*What is needed*: Write out the material again word for word, dropping any images it holds.

*Source records*:
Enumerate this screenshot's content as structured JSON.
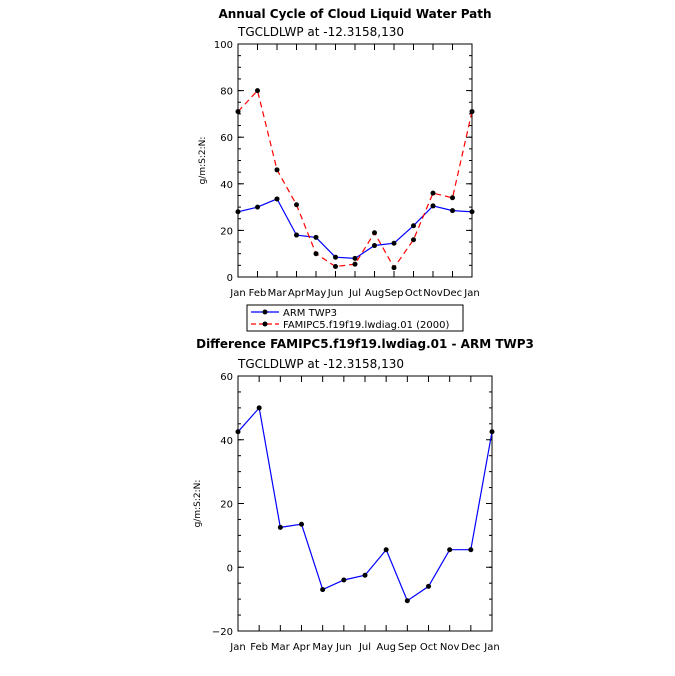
{
  "chart_data": [
    {
      "type": "line",
      "title": "Annual Cycle of Cloud Liquid Water Path",
      "subtitle": "TGCLDLWP  at  -12.3158,130",
      "ylabel": "g/m:S:2:N:",
      "categories": [
        "Jan",
        "Feb",
        "Mar",
        "Apr",
        "May",
        "Jun",
        "Jul",
        "Aug",
        "Sep",
        "Oct",
        "Nov",
        "Dec",
        "Jan"
      ],
      "ylim": [
        0,
        100
      ],
      "yticks": [
        0,
        20,
        40,
        60,
        80,
        100
      ],
      "series": [
        {
          "name": "ARM TWP3",
          "color": "#0000ff",
          "dash": "solid",
          "values": [
            28,
            30,
            33.5,
            18,
            17,
            8.5,
            8,
            13.5,
            14.5,
            22,
            30.5,
            28.5,
            28
          ]
        },
        {
          "name": "FAMIPC5.f19f19.lwdiag.01 (2000)",
          "color": "#ff0000",
          "dash": "dashed",
          "values": [
            71,
            80,
            46,
            31,
            10,
            4.5,
            5.5,
            19,
            4,
            16,
            36,
            34,
            71
          ]
        }
      ],
      "legend_position": "bottom"
    },
    {
      "type": "line",
      "title": "Difference FAMIPC5.f19f19.lwdiag.01 - ARM TWP3",
      "subtitle": "TGCLDLWP  at  -12.3158,130",
      "ylabel": "g/m:S:2:N:",
      "categories": [
        "Jan",
        "Feb",
        "Mar",
        "Apr",
        "May",
        "Jun",
        "Jul",
        "Aug",
        "Sep",
        "Oct",
        "Nov",
        "Dec",
        "Jan"
      ],
      "ylim": [
        -20,
        60
      ],
      "yticks": [
        -20,
        0,
        20,
        40,
        60
      ],
      "series": [
        {
          "name": "Difference",
          "color": "#0000ff",
          "dash": "solid",
          "values": [
            42.5,
            50,
            12.5,
            13.5,
            -7,
            -4,
            -2.5,
            5.5,
            -10.5,
            -6,
            5.5,
            5.5,
            42.5
          ]
        }
      ]
    }
  ]
}
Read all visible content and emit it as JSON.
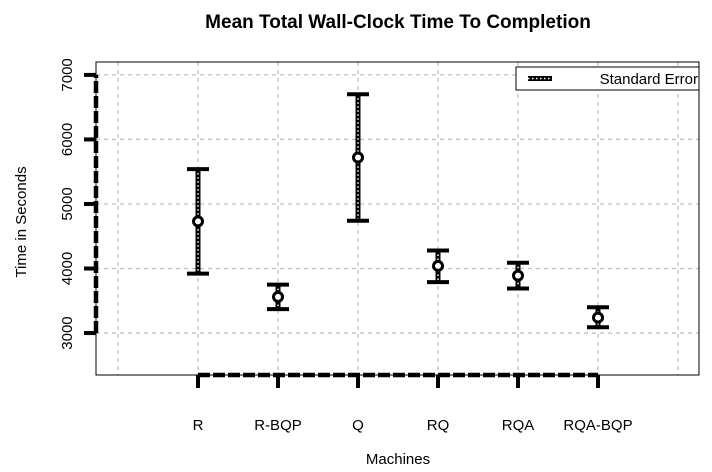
{
  "chart_data": {
    "type": "scatter",
    "title": "Mean Total Wall-Clock Time To Completion",
    "xlabel": "Machines",
    "ylabel": "Time in Seconds",
    "categories": [
      "R",
      "R-BQP",
      "Q",
      "RQ",
      "RQA",
      "RQA-BQP"
    ],
    "series": [
      {
        "name": "Standard Error",
        "values": [
          4730,
          3560,
          5720,
          4040,
          3890,
          3240
        ],
        "lower": [
          3920,
          3370,
          4740,
          3790,
          3690,
          3090
        ],
        "upper": [
          5540,
          3750,
          6700,
          4280,
          4090,
          3400
        ]
      }
    ],
    "yticks": [
      3000,
      4000,
      5000,
      6000,
      7000
    ],
    "ylim": [
      2350,
      7200
    ],
    "grid": true,
    "legend_position": "top-right",
    "colors": {
      "marks": "#000000",
      "grid": "#c0c0c0",
      "background": "#ffffff"
    }
  }
}
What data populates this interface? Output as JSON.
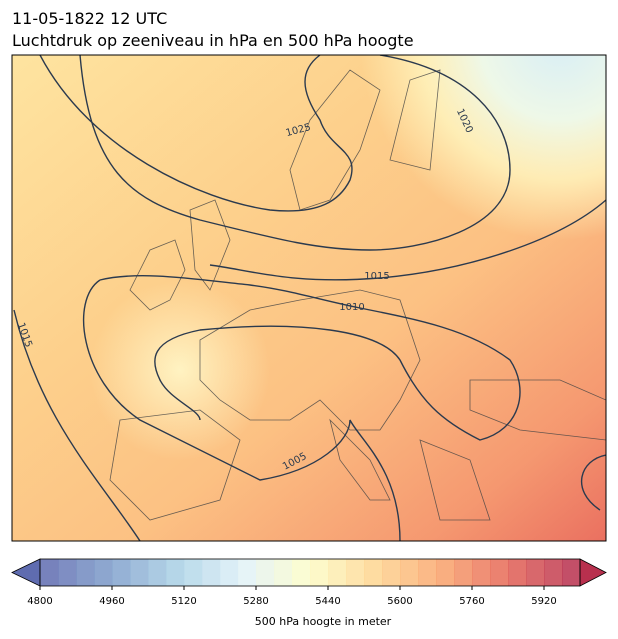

*Response to the exercise*:
Enumerate this screenshot's content as structured JSON.
{
  "chart_data": [
    {
      "type": "line",
      "title": "Annual Cycle of Cloud Liquid Water Path",
      "subtitle": "TGCLDLWP  at  -12.3158,130",
      "ylabel": "g/m:S:2:N:",
      "categories": [
        "Jan",
        "Feb",
        "Mar",
        "Apr",
        "May",
        "Jun",
        "Jul",
        "Aug",
        "Sep",
        "Oct",
        "Nov",
        "Dec",
        "Jan"
      ],
      "ylim": [
        0,
        100
      ],
      "yticks": [
        0,
        20,
        40,
        60,
        80,
        100
      ],
      "series": [
        {
          "name": "ARM TWP3",
          "color": "#0000ff",
          "dash": "solid",
          "values": [
            28,
            30,
            33.5,
            18,
            17,
            8.5,
            8,
            13.5,
            14.5,
            22,
            30.5,
            28.5,
            28
          ]
        },
        {
          "name": "FAMIPC5.f19f19.lwdiag.01 (2000)",
          "color": "#ff0000",
          "dash": "dashed",
          "values": [
            71,
            80,
            46,
            31,
            10,
            4.5,
            5.5,
            19,
            4,
            16,
            36,
            34,
            71
          ]
        }
      ],
      "legend_position": "bottom"
    },
    {
      "type": "line",
      "title": "Difference FAMIPC5.f19f19.lwdiag.01 - ARM TWP3",
      "subtitle": "TGCLDLWP  at  -12.3158,130",
      "ylabel": "g/m:S:2:N:",
      "categories": [
        "Jan",
        "Feb",
        "Mar",
        "Apr",
        "May",
        "Jun",
        "Jul",
        "Aug",
        "Sep",
        "Oct",
        "Nov",
        "Dec",
        "Jan"
      ],
      "ylim": [
        -20,
        60
      ],
      "yticks": [
        -20,
        0,
        20,
        40,
        60
      ],
      "series": [
        {
          "name": "Difference",
          "color": "#0000ff",
          "dash": "solid",
          "values": [
            42.5,
            50,
            12.5,
            13.5,
            -7,
            -4,
            -2.5,
            5.5,
            -10.5,
            -6,
            5.5,
            5.5,
            42.5
          ]
        }
      ]
    }
  ]
}
Read all visible content and emit it as JSON.
{
  "chart_data": {
    "type": "scatter",
    "title": "Mean Total Wall-Clock Time To Completion",
    "xlabel": "Machines",
    "ylabel": "Time in Seconds",
    "categories": [
      "R",
      "R-BQP",
      "Q",
      "RQ",
      "RQA",
      "RQA-BQP"
    ],
    "series": [
      {
        "name": "Standard Error",
        "values": [
          4730,
          3560,
          5720,
          4040,
          3890,
          3240
        ],
        "lower": [
          3920,
          3370,
          4740,
          3790,
          3690,
          3090
        ],
        "upper": [
          5540,
          3750,
          6700,
          4280,
          4090,
          3400
        ]
      }
    ],
    "yticks": [
      3000,
      4000,
      5000,
      6000,
      7000
    ],
    "ylim": [
      2350,
      7200
    ],
    "grid": true,
    "legend_position": "top-right",
    "colors": {
      "marks": "#000000",
      "grid": "#c0c0c0",
      "background": "#ffffff"
    }
  }
}
What data populates this interface? Output as JSON.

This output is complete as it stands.